··· Material provided
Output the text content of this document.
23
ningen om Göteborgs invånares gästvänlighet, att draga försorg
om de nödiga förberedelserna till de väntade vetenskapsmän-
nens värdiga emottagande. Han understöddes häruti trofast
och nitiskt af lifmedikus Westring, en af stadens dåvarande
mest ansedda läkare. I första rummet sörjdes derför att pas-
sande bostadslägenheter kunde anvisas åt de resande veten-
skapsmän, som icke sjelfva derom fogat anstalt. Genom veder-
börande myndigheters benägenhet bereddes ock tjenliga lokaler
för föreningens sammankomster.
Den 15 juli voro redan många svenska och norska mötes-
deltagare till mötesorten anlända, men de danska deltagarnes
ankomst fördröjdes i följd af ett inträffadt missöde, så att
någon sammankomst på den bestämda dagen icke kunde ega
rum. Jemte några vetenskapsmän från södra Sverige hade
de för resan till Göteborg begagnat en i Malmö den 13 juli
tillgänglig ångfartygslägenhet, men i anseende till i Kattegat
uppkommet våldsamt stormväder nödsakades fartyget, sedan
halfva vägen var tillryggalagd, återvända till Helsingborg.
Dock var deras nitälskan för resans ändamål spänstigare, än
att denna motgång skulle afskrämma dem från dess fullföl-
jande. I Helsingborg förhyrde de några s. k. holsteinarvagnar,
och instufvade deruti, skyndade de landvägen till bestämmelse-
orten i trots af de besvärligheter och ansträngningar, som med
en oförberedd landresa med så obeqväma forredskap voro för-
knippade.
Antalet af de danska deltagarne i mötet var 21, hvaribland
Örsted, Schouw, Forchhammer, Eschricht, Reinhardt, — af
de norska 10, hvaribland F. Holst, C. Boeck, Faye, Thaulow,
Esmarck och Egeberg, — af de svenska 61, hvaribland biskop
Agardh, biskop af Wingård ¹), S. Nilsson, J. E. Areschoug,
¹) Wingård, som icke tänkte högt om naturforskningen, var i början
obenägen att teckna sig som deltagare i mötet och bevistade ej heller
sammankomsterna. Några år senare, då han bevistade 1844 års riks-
······
Problem description:
What lines of the data include the word "hvaribland"? Copy each of them.

Expected answer:
Antalet af de danska deltagarne i mötet var 21, hvaribland
de norska 10, hvaribland F. Holst, C. Boeck, Faye, Thaulow,
Esmarck och Egeberg, — af de svenska 61, hvaribland biskop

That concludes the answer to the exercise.